## WHAT YOU ARE ASKED TO DO
Every record should be repeated exactly, except that pictures are left out.

## RAW DATA

/---

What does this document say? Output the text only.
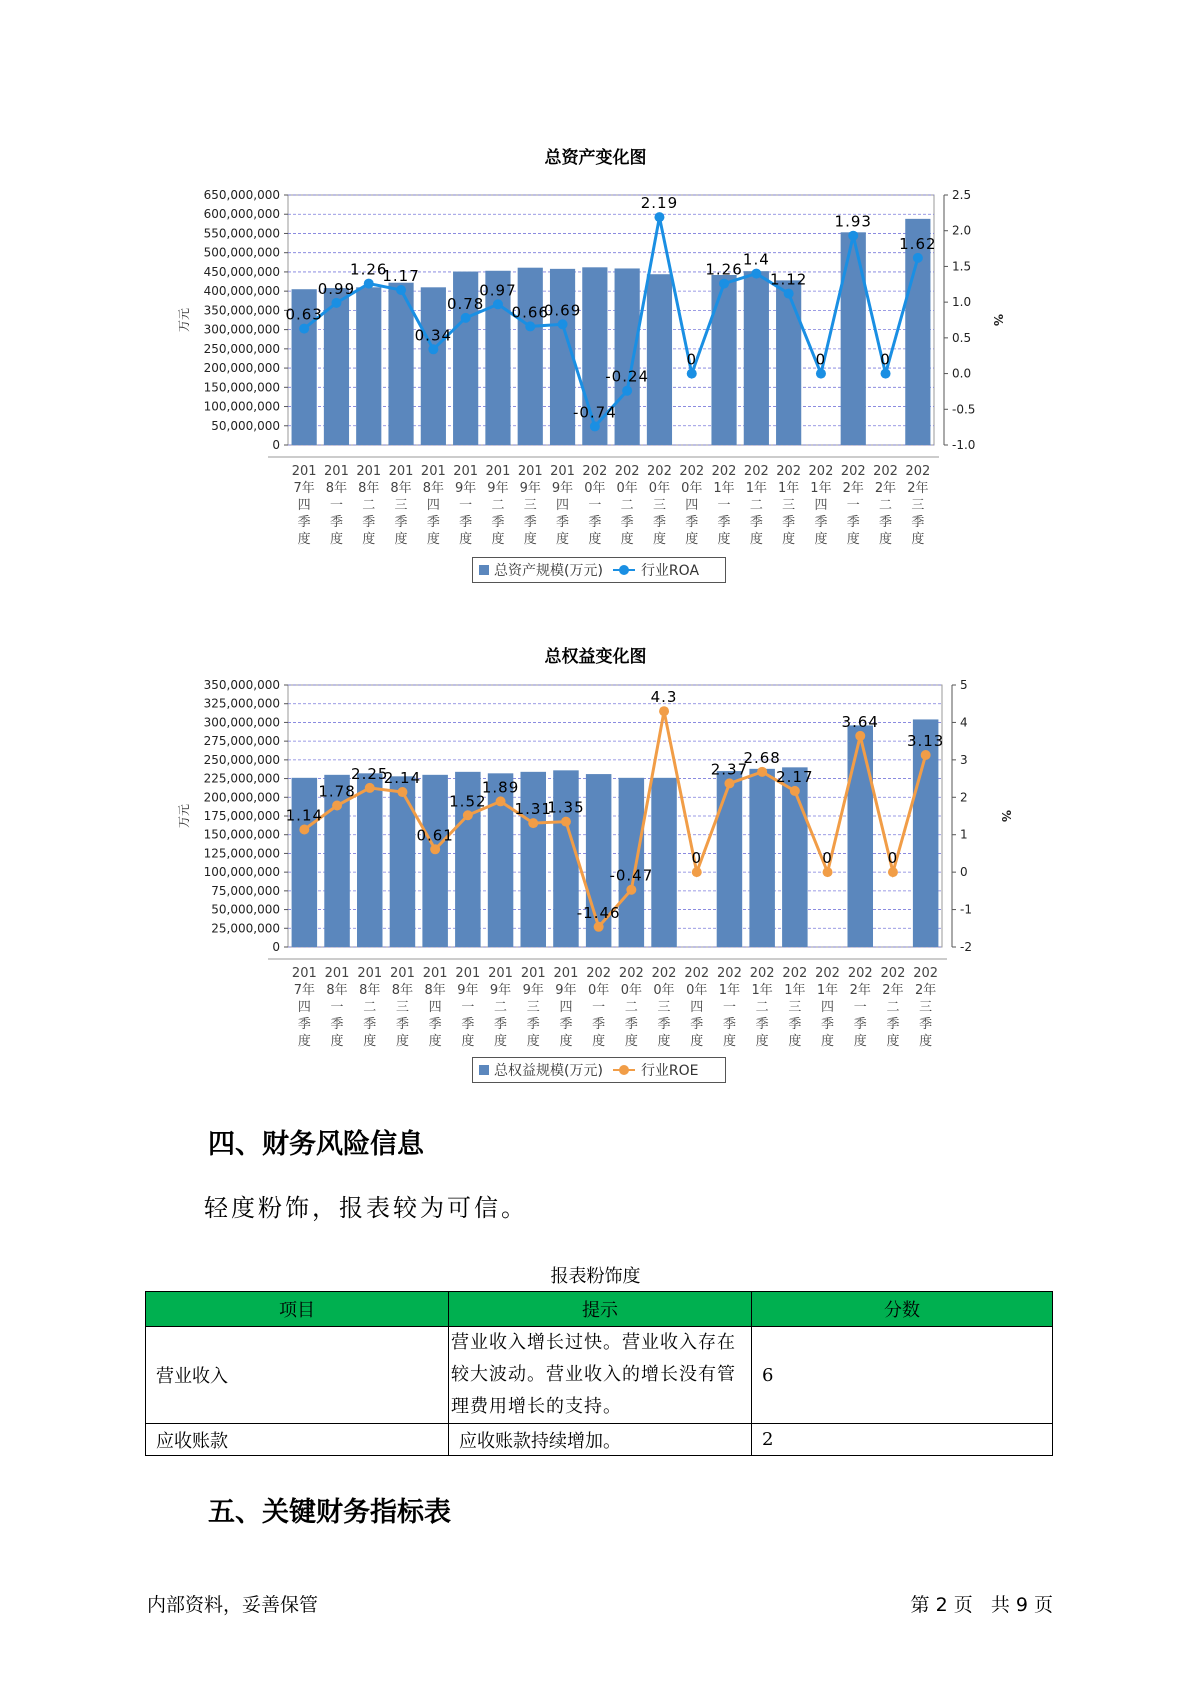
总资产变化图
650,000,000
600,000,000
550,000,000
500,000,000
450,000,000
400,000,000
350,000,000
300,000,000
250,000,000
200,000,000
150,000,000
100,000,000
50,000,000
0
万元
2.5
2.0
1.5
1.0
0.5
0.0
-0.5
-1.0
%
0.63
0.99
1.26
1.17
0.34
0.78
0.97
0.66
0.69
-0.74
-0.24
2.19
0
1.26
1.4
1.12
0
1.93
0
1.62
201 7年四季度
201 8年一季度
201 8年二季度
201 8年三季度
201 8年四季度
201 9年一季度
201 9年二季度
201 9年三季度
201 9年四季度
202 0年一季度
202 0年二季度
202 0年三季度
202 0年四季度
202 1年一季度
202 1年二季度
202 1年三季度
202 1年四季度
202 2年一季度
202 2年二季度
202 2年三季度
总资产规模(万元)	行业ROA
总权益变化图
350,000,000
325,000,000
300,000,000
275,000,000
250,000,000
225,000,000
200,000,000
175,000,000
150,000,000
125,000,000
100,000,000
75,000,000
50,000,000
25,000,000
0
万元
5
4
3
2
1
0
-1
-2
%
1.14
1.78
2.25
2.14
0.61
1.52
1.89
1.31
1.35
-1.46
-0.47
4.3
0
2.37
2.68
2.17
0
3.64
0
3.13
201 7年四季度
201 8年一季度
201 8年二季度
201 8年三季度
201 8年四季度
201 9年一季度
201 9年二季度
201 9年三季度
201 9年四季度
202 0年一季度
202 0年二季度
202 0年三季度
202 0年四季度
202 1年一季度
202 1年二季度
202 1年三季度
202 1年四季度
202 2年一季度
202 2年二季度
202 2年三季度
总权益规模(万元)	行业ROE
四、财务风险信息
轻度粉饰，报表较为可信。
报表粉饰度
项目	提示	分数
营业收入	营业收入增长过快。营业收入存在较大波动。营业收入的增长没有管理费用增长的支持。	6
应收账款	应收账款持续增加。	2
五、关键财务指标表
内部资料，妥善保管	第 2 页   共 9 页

\---

## RESPONSE TO THE TASK
What does this document say? Output the text only.
总资产变化图
650,000,000
600,000,000
550,000,000
500,000,000
450,000,000
400,000,000
350,000,000
300,000,000
250,000,000
200,000,000
150,000,000
100,000,000
50,000,000
0
万元
2.5
2.0
1.5
1.0
0.5
0.0
-0.5
-1.0
%
0.63
0.99
1.26
1.17
0.34
0.78
0.97
0.66
0.69
-0.74
-0.24
2.19
0
1.26
1.4
1.12
0
1.93
0
1.62
201 7年四季度
201 8年一季度
201 8年二季度
201 8年三季度
201 8年四季度
201 9年一季度
201 9年二季度
201 9年三季度
201 9年四季度
202 0年一季度
202 0年二季度
202 0年三季度
202 0年四季度
202 1年一季度
202 1年二季度
202 1年三季度
202 1年四季度
202 2年一季度
202 2年二季度
202 2年三季度
总资产规模(万元)	行业ROA
总权益变化图
350,000,000
325,000,000
300,000,000
275,000,000
250,000,000
225,000,000
200,000,000
175,000,000
150,000,000
125,000,000
100,000,000
75,000,000
50,000,000
25,000,000
0
万元
5
4
3
2
1
0
-1
-2
%
1.14
1.78
2.25
2.14
0.61
1.52
1.89
1.31
1.35
-1.46
-0.47
4.3
0
2.37
2.68
2.17
0
3.64
0
3.13
201 7年四季度
201 8年一季度
201 8年二季度
201 8年三季度
201 8年四季度
201 9年一季度
201 9年二季度
201 9年三季度
201 9年四季度
202 0年一季度
202 0年二季度
202 0年三季度
202 0年四季度
202 1年一季度
202 1年二季度
202 1年三季度
202 1年四季度
202 2年一季度
202 2年二季度
202 2年三季度
总权益规模(万元)	行业ROE
四、财务风险信息
轻度粉饰，报表较为可信。
报表粉饰度
项目	提示	分数
营业收入	营业收入增长过快。营业收入存在较大波动。营业收入的增长没有管理费用增长的支持。	6
应收账款	应收账款持续增加。	2
五、关键财务指标表
内部资料，妥善保管	第 2 页   共 9 页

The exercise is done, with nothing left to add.